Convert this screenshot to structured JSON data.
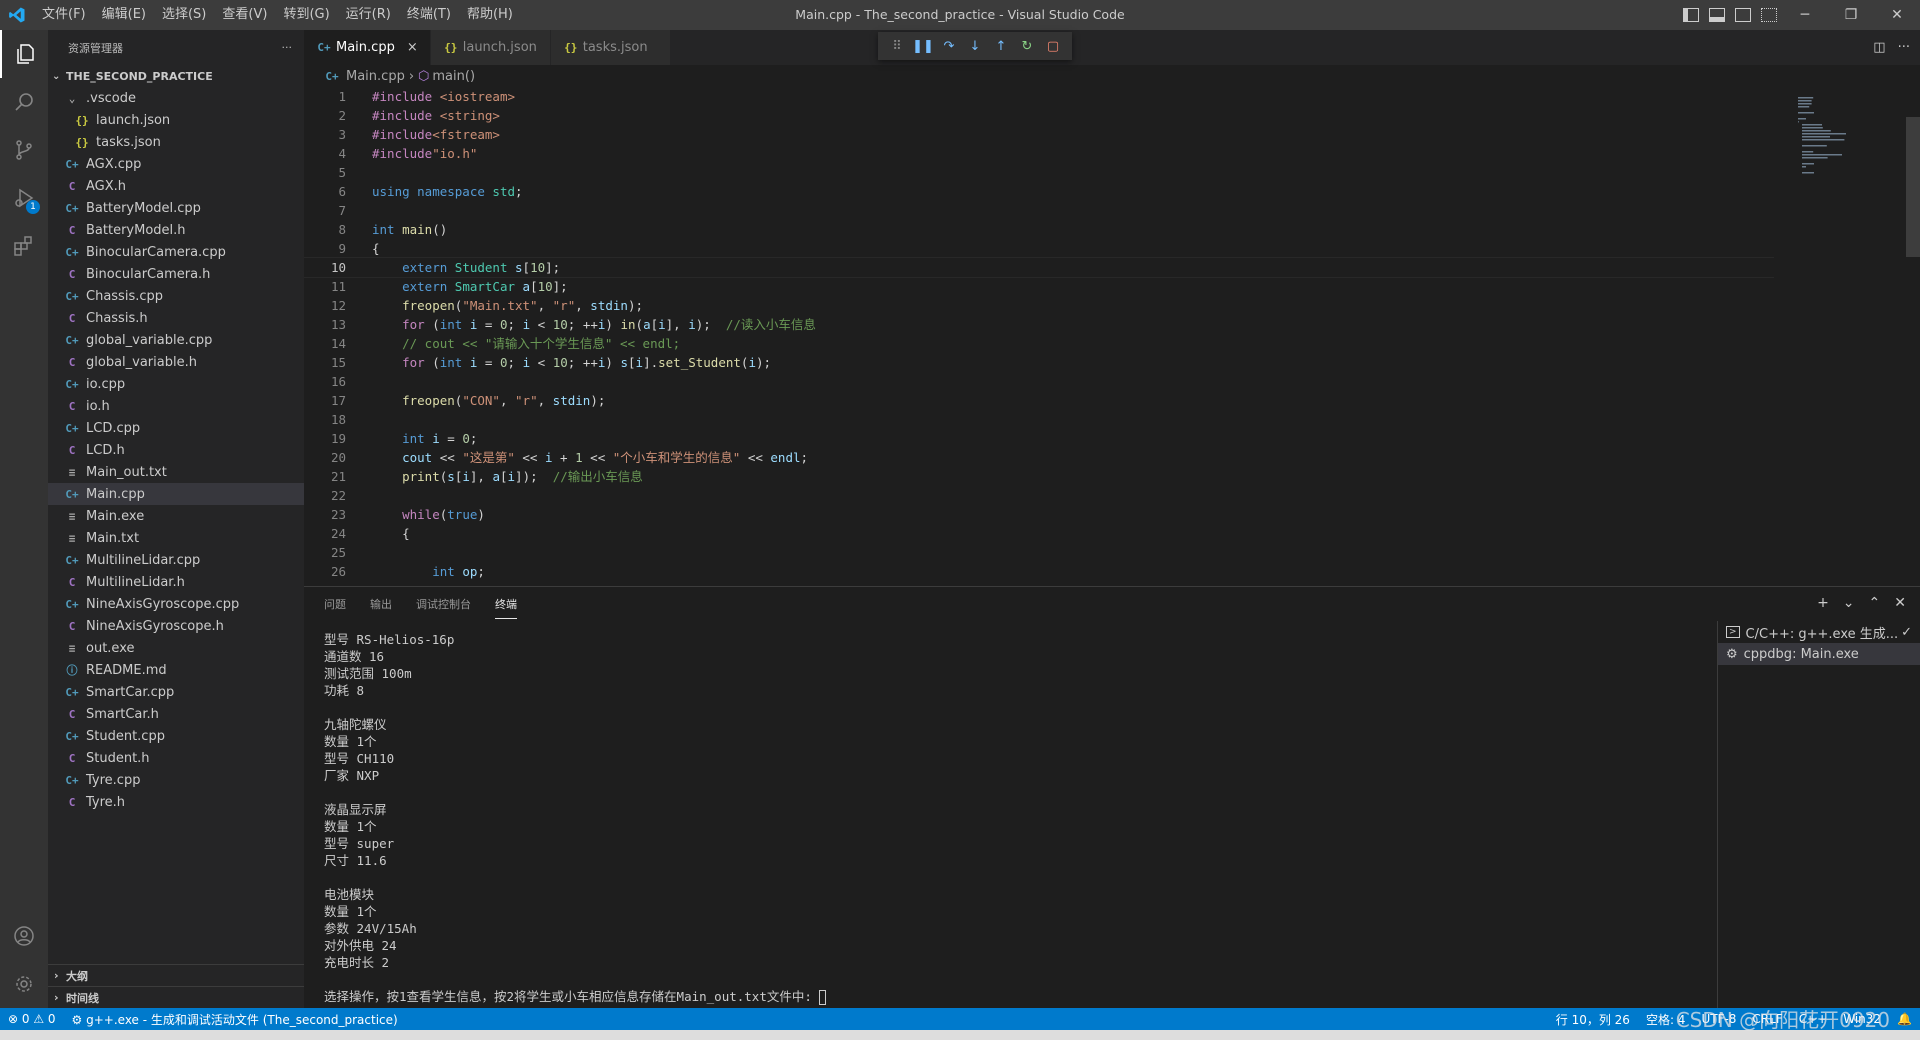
{
  "window": {
    "title": "Main.cpp - The_second_practice - Visual Studio Code",
    "menus": [
      "文件(F)",
      "编辑(E)",
      "选择(S)",
      "查看(V)",
      "转到(G)",
      "运行(R)",
      "终端(T)",
      "帮助(H)"
    ]
  },
  "activitybar": {
    "items": [
      {
        "icon": "files-icon",
        "active": true
      },
      {
        "icon": "search-icon"
      },
      {
        "icon": "source-control-icon"
      },
      {
        "icon": "run-debug-icon",
        "badge": "1"
      },
      {
        "icon": "extensions-icon"
      }
    ],
    "bottom": [
      {
        "icon": "account-icon"
      },
      {
        "icon": "settings-gear-icon"
      }
    ]
  },
  "sidebar": {
    "header": "资源管理器",
    "more": "···",
    "folder": "THE_SECOND_PRACTICE",
    "files": [
      {
        "name": ".vscode",
        "type": "folder",
        "indent": 1
      },
      {
        "name": "launch.json",
        "type": "json",
        "indent": 2
      },
      {
        "name": "tasks.json",
        "type": "json",
        "indent": 2
      },
      {
        "name": "AGX.cpp",
        "type": "cpp",
        "indent": 1
      },
      {
        "name": "AGX.h",
        "type": "h",
        "indent": 1
      },
      {
        "name": "BatteryModel.cpp",
        "type": "cpp",
        "indent": 1
      },
      {
        "name": "BatteryModel.h",
        "type": "h",
        "indent": 1
      },
      {
        "name": "BinocularCamera.cpp",
        "type": "cpp",
        "indent": 1
      },
      {
        "name": "BinocularCamera.h",
        "type": "h",
        "indent": 1
      },
      {
        "name": "Chassis.cpp",
        "type": "cpp",
        "indent": 1
      },
      {
        "name": "Chassis.h",
        "type": "h",
        "indent": 1
      },
      {
        "name": "global_variable.cpp",
        "type": "cpp",
        "indent": 1
      },
      {
        "name": "global_variable.h",
        "type": "h",
        "indent": 1
      },
      {
        "name": "io.cpp",
        "type": "cpp",
        "indent": 1
      },
      {
        "name": "io.h",
        "type": "h",
        "indent": 1
      },
      {
        "name": "LCD.cpp",
        "type": "cpp",
        "indent": 1
      },
      {
        "name": "LCD.h",
        "type": "h",
        "indent": 1
      },
      {
        "name": "Main_out.txt",
        "type": "txt",
        "indent": 1
      },
      {
        "name": "Main.cpp",
        "type": "cpp",
        "indent": 1,
        "selected": true
      },
      {
        "name": "Main.exe",
        "type": "txt",
        "indent": 1
      },
      {
        "name": "Main.txt",
        "type": "txt",
        "indent": 1
      },
      {
        "name": "MultilineLidar.cpp",
        "type": "cpp",
        "indent": 1
      },
      {
        "name": "MultilineLidar.h",
        "type": "h",
        "indent": 1
      },
      {
        "name": "NineAxisGyroscope.cpp",
        "type": "cpp",
        "indent": 1
      },
      {
        "name": "NineAxisGyroscope.h",
        "type": "h",
        "indent": 1
      },
      {
        "name": "out.exe",
        "type": "txt",
        "indent": 1
      },
      {
        "name": "README.md",
        "type": "md",
        "indent": 1
      },
      {
        "name": "SmartCar.cpp",
        "type": "cpp",
        "indent": 1
      },
      {
        "name": "SmartCar.h",
        "type": "h",
        "indent": 1
      },
      {
        "name": "Student.cpp",
        "type": "cpp",
        "indent": 1
      },
      {
        "name": "Student.h",
        "type": "h",
        "indent": 1
      },
      {
        "name": "Tyre.cpp",
        "type": "cpp",
        "indent": 1
      },
      {
        "name": "Tyre.h",
        "type": "h",
        "indent": 1
      }
    ],
    "outline": "大纲",
    "timeline": "时间线"
  },
  "tabs": [
    {
      "label": "Main.cpp",
      "type": "cpp",
      "active": true,
      "close": "×"
    },
    {
      "label": "launch.json",
      "type": "json"
    },
    {
      "label": "tasks.json",
      "type": "json"
    }
  ],
  "breadcrumb": {
    "file": "Main.cpp",
    "symbol": "main()"
  },
  "code": {
    "current_line": 10,
    "lines": [
      [
        [
          "p",
          "#include "
        ],
        [
          "s",
          "<iostream>"
        ]
      ],
      [
        [
          "p",
          "#include "
        ],
        [
          "s",
          "<string>"
        ]
      ],
      [
        [
          "p",
          "#include"
        ],
        [
          "s",
          "<fstream>"
        ]
      ],
      [
        [
          "p",
          "#include"
        ],
        [
          "s",
          "\"io.h\""
        ]
      ],
      [],
      [
        [
          "k",
          "using "
        ],
        [
          "k",
          "namespace "
        ],
        [
          "t",
          "std"
        ],
        [
          "d",
          ";"
        ]
      ],
      [],
      [
        [
          "k",
          "int "
        ],
        [
          "f",
          "main"
        ],
        [
          "d",
          "()"
        ]
      ],
      [
        [
          "d",
          "{"
        ]
      ],
      [
        [
          "d",
          "    "
        ],
        [
          "k",
          "extern "
        ],
        [
          "t",
          "Student "
        ],
        [
          "v",
          "s"
        ],
        [
          "d",
          "["
        ],
        [
          "n",
          "10"
        ],
        [
          "d",
          "];"
        ]
      ],
      [
        [
          "d",
          "    "
        ],
        [
          "k",
          "extern "
        ],
        [
          "t",
          "SmartCar "
        ],
        [
          "v",
          "a"
        ],
        [
          "d",
          "["
        ],
        [
          "n",
          "10"
        ],
        [
          "d",
          "];"
        ]
      ],
      [
        [
          "d",
          "    "
        ],
        [
          "f",
          "freopen"
        ],
        [
          "d",
          "("
        ],
        [
          "s",
          "\"Main.txt\""
        ],
        [
          "d",
          ", "
        ],
        [
          "s",
          "\"r\""
        ],
        [
          "d",
          ", "
        ],
        [
          "v",
          "stdin"
        ],
        [
          "d",
          ");"
        ]
      ],
      [
        [
          "d",
          "    "
        ],
        [
          "kc",
          "for "
        ],
        [
          "d",
          "("
        ],
        [
          "k",
          "int "
        ],
        [
          "v",
          "i "
        ],
        [
          "d",
          "= "
        ],
        [
          "n",
          "0"
        ],
        [
          "d",
          "; "
        ],
        [
          "v",
          "i "
        ],
        [
          "d",
          "< "
        ],
        [
          "n",
          "10"
        ],
        [
          "d",
          "; ++"
        ],
        [
          "v",
          "i"
        ],
        [
          "d",
          ") "
        ],
        [
          "f",
          "in"
        ],
        [
          "d",
          "("
        ],
        [
          "v",
          "a"
        ],
        [
          "d",
          "["
        ],
        [
          "v",
          "i"
        ],
        [
          "d",
          "], "
        ],
        [
          "v",
          "i"
        ],
        [
          "d",
          ");  "
        ],
        [
          "c",
          "//读入小车信息"
        ]
      ],
      [
        [
          "d",
          "    "
        ],
        [
          "c",
          "// cout << \"请输入十个学生信息\" << endl;"
        ]
      ],
      [
        [
          "d",
          "    "
        ],
        [
          "kc",
          "for "
        ],
        [
          "d",
          "("
        ],
        [
          "k",
          "int "
        ],
        [
          "v",
          "i "
        ],
        [
          "d",
          "= "
        ],
        [
          "n",
          "0"
        ],
        [
          "d",
          "; "
        ],
        [
          "v",
          "i "
        ],
        [
          "d",
          "< "
        ],
        [
          "n",
          "10"
        ],
        [
          "d",
          "; ++"
        ],
        [
          "v",
          "i"
        ],
        [
          "d",
          ") "
        ],
        [
          "v",
          "s"
        ],
        [
          "d",
          "["
        ],
        [
          "v",
          "i"
        ],
        [
          "d",
          "]."
        ],
        [
          "f",
          "set_Student"
        ],
        [
          "d",
          "("
        ],
        [
          "v",
          "i"
        ],
        [
          "d",
          ");"
        ]
      ],
      [],
      [
        [
          "d",
          "    "
        ],
        [
          "f",
          "freopen"
        ],
        [
          "d",
          "("
        ],
        [
          "s",
          "\"CON\""
        ],
        [
          "d",
          ", "
        ],
        [
          "s",
          "\"r\""
        ],
        [
          "d",
          ", "
        ],
        [
          "v",
          "stdin"
        ],
        [
          "d",
          ");"
        ]
      ],
      [],
      [
        [
          "d",
          "    "
        ],
        [
          "k",
          "int "
        ],
        [
          "v",
          "i "
        ],
        [
          "d",
          "= "
        ],
        [
          "n",
          "0"
        ],
        [
          "d",
          ";"
        ]
      ],
      [
        [
          "d",
          "    "
        ],
        [
          "v",
          "cout "
        ],
        [
          "d",
          "<< "
        ],
        [
          "s",
          "\"这是第\" "
        ],
        [
          "d",
          "<< "
        ],
        [
          "v",
          "i "
        ],
        [
          "d",
          "+ "
        ],
        [
          "n",
          "1 "
        ],
        [
          "d",
          "<< "
        ],
        [
          "s",
          "\"个小车和学生的信息\" "
        ],
        [
          "d",
          "<< "
        ],
        [
          "v",
          "endl"
        ],
        [
          "d",
          ";"
        ]
      ],
      [
        [
          "d",
          "    "
        ],
        [
          "f",
          "print"
        ],
        [
          "d",
          "("
        ],
        [
          "v",
          "s"
        ],
        [
          "d",
          "["
        ],
        [
          "v",
          "i"
        ],
        [
          "d",
          "], "
        ],
        [
          "v",
          "a"
        ],
        [
          "d",
          "["
        ],
        [
          "v",
          "i"
        ],
        [
          "d",
          "]);  "
        ],
        [
          "c",
          "//输出小车信息"
        ]
      ],
      [],
      [
        [
          "d",
          "    "
        ],
        [
          "kc",
          "while"
        ],
        [
          "d",
          "("
        ],
        [
          "k",
          "true"
        ],
        [
          "d",
          ")"
        ]
      ],
      [
        [
          "d",
          "    {"
        ]
      ],
      [],
      [
        [
          "d",
          "        "
        ],
        [
          "k",
          "int "
        ],
        [
          "v",
          "op"
        ],
        [
          "d",
          ";"
        ]
      ]
    ]
  },
  "panel": {
    "tabs": [
      "问题",
      "输出",
      "调试控制台",
      "终端"
    ],
    "active_tab": "终端",
    "actions": {
      "add": "+",
      "dropdown": "⌄",
      "maximize": "⌃",
      "close": "✕"
    },
    "terminal_lines": [
      "型号 RS-Helios-16p",
      "通道数 16",
      "测试范围 100m",
      "功耗 8",
      "",
      "九轴陀螺仪",
      "数量 1个",
      "型号 CH110",
      "厂家 NXP",
      "",
      "液晶显示屏",
      "数量 1个",
      "型号 super",
      "尺寸 11.6",
      "",
      "电池模块",
      "数量 1个",
      "参数 24V/15Ah",
      "对外供电 24",
      "充电时长 2",
      "",
      "选择操作，按1查看学生信息，按2将学生或小车相应信息存储在Main_out.txt文件中: "
    ],
    "terminals": [
      {
        "label": "C/C++: g++.exe 生成...",
        "check": "✓"
      },
      {
        "label": "cppdbg: Main.exe",
        "active": true
      }
    ]
  },
  "statusbar": {
    "problems": "⊗ 0 ⚠ 0",
    "task": "g++.exe - 生成和调试活动文件 (The_second_practice)",
    "position": "行 10，列 26",
    "spaces": "空格: 4",
    "encoding": "UTF-8",
    "eol": "CRLF",
    "language": "C++",
    "platform": "Win32"
  },
  "watermark": "CSDN @向阳花开0920",
  "colors": {
    "accent": "#007acc",
    "activity": "#333333",
    "sidebar": "#252526",
    "editor": "#1e1e1e"
  }
}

**DIRECTIVE**. Copy each line in the data that holds the word "NineAxisGyroscope".

**ANSWER FOR THE TASK**.
        "name": "NineAxisGyroscope.cpp",
        "name": "NineAxisGyroscope.h",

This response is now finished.